EXERCISE INSTRUCTIONS: Reproduce the material verbatim, starting at the line that contains "Patent image size: (727, 478)." and ending at the end of the material.

>>>>>

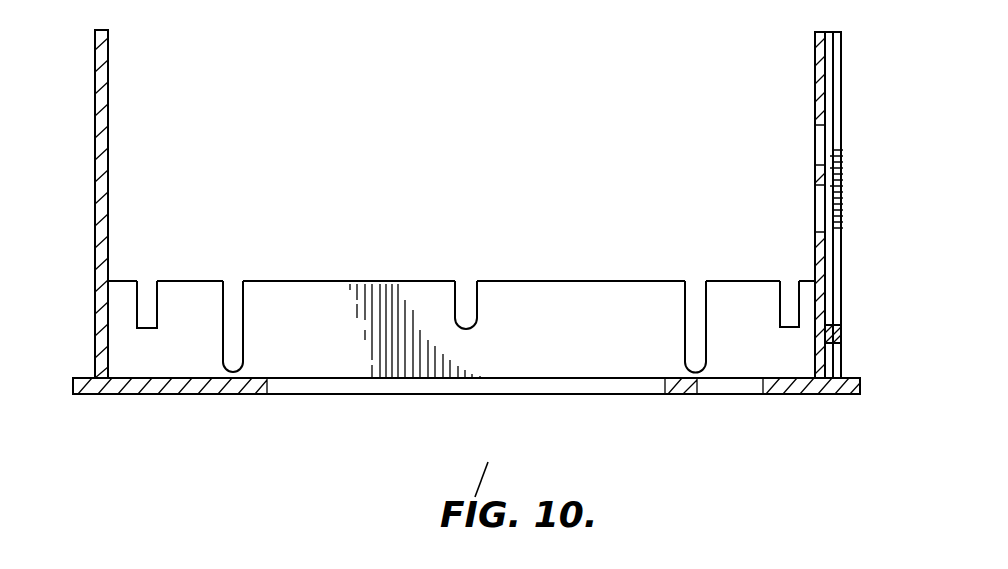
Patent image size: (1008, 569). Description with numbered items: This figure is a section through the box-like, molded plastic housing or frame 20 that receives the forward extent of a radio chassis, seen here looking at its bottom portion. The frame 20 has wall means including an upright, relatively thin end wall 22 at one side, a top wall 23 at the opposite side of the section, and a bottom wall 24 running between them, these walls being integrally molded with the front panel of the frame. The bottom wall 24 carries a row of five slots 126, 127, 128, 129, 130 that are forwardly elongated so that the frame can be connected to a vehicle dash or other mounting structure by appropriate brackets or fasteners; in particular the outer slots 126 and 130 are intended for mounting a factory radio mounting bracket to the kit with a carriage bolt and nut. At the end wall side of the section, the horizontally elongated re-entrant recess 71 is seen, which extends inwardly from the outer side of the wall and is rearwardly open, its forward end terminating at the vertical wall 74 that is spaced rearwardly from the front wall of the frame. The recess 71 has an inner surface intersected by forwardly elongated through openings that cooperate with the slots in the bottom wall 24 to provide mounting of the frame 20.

The housing or frame 20 is at (216, 406).
The end wall 22 is at (95, 120).
The top wall 23 is at (825, 73).
The bottom wall 24 is at (461, 329).
The re-entrant recess 71 is at (838, 272).
The vertical wall 74 is at (838, 325).
The slot 126 is at (157, 289).
The slot 127 is at (228, 287).
The slot 128 is at (460, 290).
The slot 129 is at (690, 286).
The slot 130 is at (782, 286).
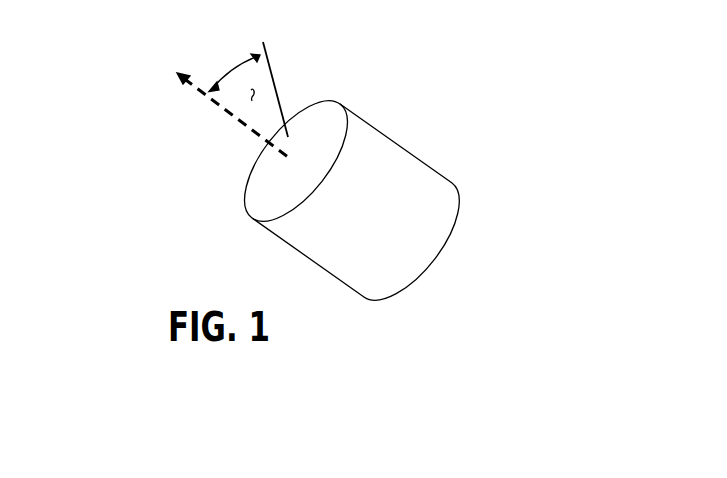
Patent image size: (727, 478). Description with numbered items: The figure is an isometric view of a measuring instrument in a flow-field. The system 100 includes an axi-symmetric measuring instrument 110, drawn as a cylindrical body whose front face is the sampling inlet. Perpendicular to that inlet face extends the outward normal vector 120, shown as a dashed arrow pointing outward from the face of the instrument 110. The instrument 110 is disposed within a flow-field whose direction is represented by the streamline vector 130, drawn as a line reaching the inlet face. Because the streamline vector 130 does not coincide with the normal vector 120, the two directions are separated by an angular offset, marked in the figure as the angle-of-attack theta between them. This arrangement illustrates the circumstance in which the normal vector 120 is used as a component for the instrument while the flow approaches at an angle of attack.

The system 100 is at (440, 38).
The axi-symmetric measuring instrument 110 is at (371, 128).
The outward normal vector n̂ 120 is at (205, 108).
The streamline vector v̂ 130 is at (278, 53).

<<<<<

RESPONSE TO THE TASK:
Patent image size: (727, 478). Description with numbered items: The figure is an isometric view of a measuring instrument in a flow-field. The system 100 includes an axi-symmetric measuring instrument 110, drawn as a cylindrical body whose front face is the sampling inlet. Perpendicular to that inlet face extends the outward normal vector 120, shown as a dashed arrow pointing outward from the face of the instrument 110. The instrument 110 is disposed within a flow-field whose direction is represented by the streamline vector 130, drawn as a line reaching the inlet face. Because the streamline vector 130 does not coincide with the normal vector 120, the two directions are separated by an angular offset, marked in the figure as the angle-of-attack theta between them. This arrangement illustrates the circumstance in which the normal vector 120 is used as a component for the instrument while the flow approaches at an angle of attack.

The system 100 is at (440, 38).
The axi-symmetric measuring instrument 110 is at (371, 128).
The outward normal vector n̂ 120 is at (205, 108).
The streamline vector v̂ 130 is at (278, 53).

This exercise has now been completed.